▶ _Challenge_:
Without the pictures, give the entries below again exactly as written.

Dataset items:
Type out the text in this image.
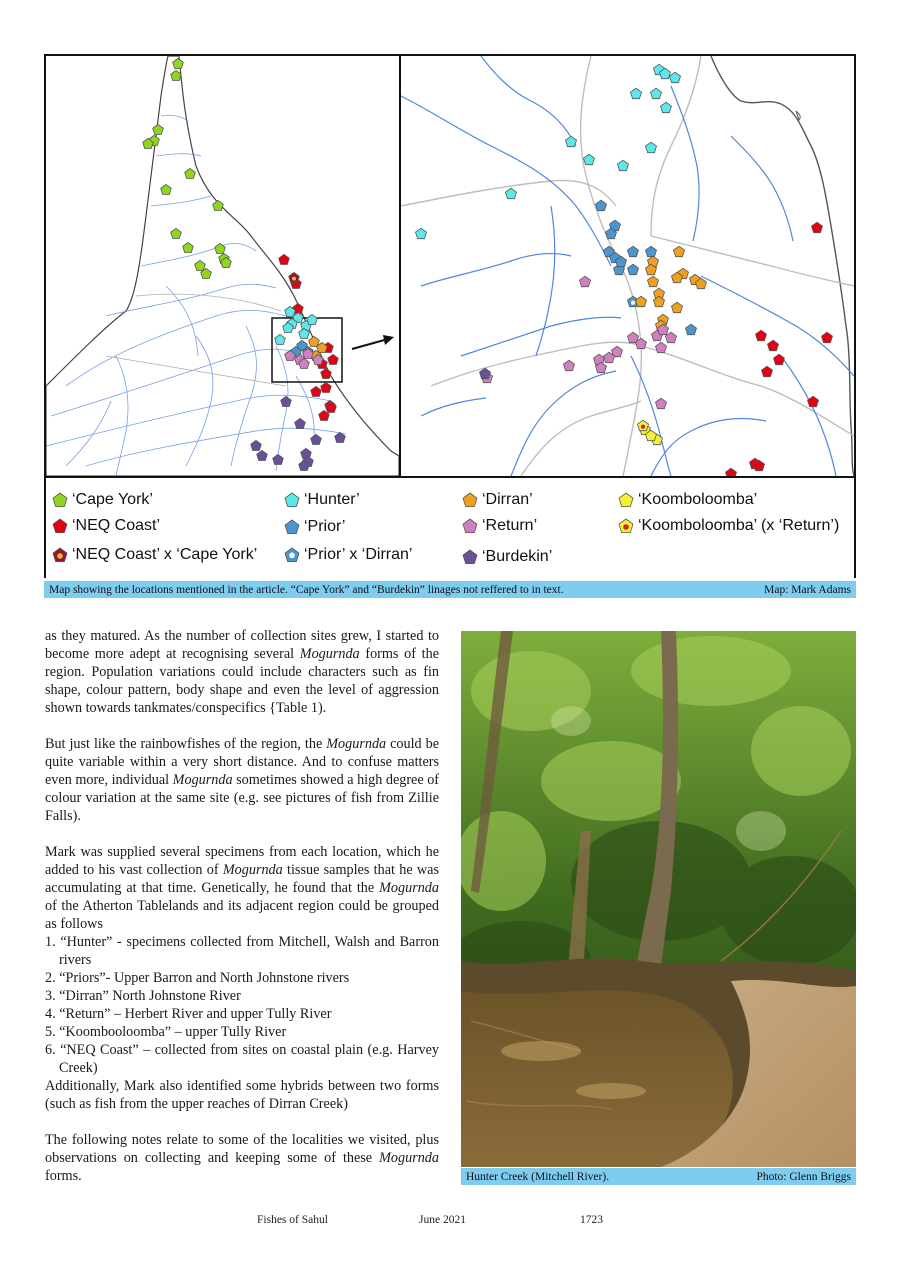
‘Cape York’
‘NEQ Coast’
‘NEQ Coast’ x ‘Cape York’
‘Hunter’
‘Prior’
‘Prior’ x ‘Dirran’
‘Dirran’
‘Return’
‘Burdekin’
‘Koomboloomba’
‘Koomboloomba’ (x ‘Return’)
Map showing the locations mentioned in the article. “Cape York” and “Burdekin” linages not reffered to in text.	Map: Mark Adams

as they matured. As the number of collection sites grew, I started to become more adept at recognising several Mogurnda forms of the region. Population variations could include characters such as fin shape, colour pattern, body shape and even the level of aggression shown towards tankmates/conspecifics {Table 1).

But just like the rainbowfishes of the region, the Mogurnda could be quite variable within a very short distance. And to confuse matters even more, individual Mogurnda sometimes showed a high degree of colour variation at the same site (e.g. see pictures of fish from Zillie Falls).

Mark was supplied several specimens from each location, which he added to his vast collection of Mogurnda tissue samples that he was accumulating at that time. Genetically, he found that the Mogurnda of the Atherton Tablelands and its adjacent region could be grouped as follows

1. “Hunter” - specimens collected from Mitchell, Walsh and Barron rivers
2. “Priors”- Upper Barron and North Johnstone rivers
3. “Dirran” North Johnstone River
4. “Return” – Herbert River and upper Tully River
5. “Koombooloomba” – upper Tully River
6. “NEQ Coast” – collected from sites on coastal plain (e.g. Harvey Creek)

Additionally, Mark also identified some hybrids between two forms (such as fish from the upper reaches of Dirran Creek)

The following notes relate to some of the localities we visited, plus observations on collecting and keeping some of these Mogurnda forms.	Hunter Creek (Mitchell River).	Photo: Glenn Briggs
Fishes of Sahul	June 2021	1723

▶ _Solution to the exercise_:
Type out the text in this image.
‘Cape York’
‘NEQ Coast’
‘NEQ Coast’ x ‘Cape York’
‘Hunter’
‘Prior’
‘Prior’ x ‘Dirran’
‘Dirran’
‘Return’
‘Burdekin’
‘Koomboloomba’
‘Koomboloomba’ (x ‘Return’)
Map showing the locations mentioned in the article. “Cape York” and “Burdekin” linages not reffered to in text.	Map: Mark Adams

as they matured. As the number of collection sites grew, I started to become more adept at recognising several Mogurnda forms of the region. Population variations could include characters such as fin shape, colour pattern, body shape and even the level of aggression shown towards tankmates/conspecifics {Table 1).

But just like the rainbowfishes of the region, the Mogurnda could be quite variable within a very short distance. And to confuse matters even more, individual Mogurnda sometimes showed a high degree of colour variation at the same site (e.g. see pictures of fish from Zillie Falls).

Mark was supplied several specimens from each location, which he added to his vast collection of Mogurnda tissue samples that he was accumulating at that time. Genetically, he found that the Mogurnda of the Atherton Tablelands and its adjacent region could be grouped as follows

1. “Hunter” - specimens collected from Mitchell, Walsh and Barron rivers
2. “Priors”- Upper Barron and North Johnstone rivers
3. “Dirran” North Johnstone River
4. “Return” – Herbert River and upper Tully River
5. “Koombooloomba” – upper Tully River
6. “NEQ Coast” – collected from sites on coastal plain (e.g. Harvey Creek)

Additionally, Mark also identified some hybrids between two forms (such as fish from the upper reaches of Dirran Creek)

The following notes relate to some of the localities we visited, plus observations on collecting and keeping some of these Mogurnda forms.	Hunter Creek (Mitchell River).	Photo: Glenn Briggs
Fishes of Sahul	June 2021	1723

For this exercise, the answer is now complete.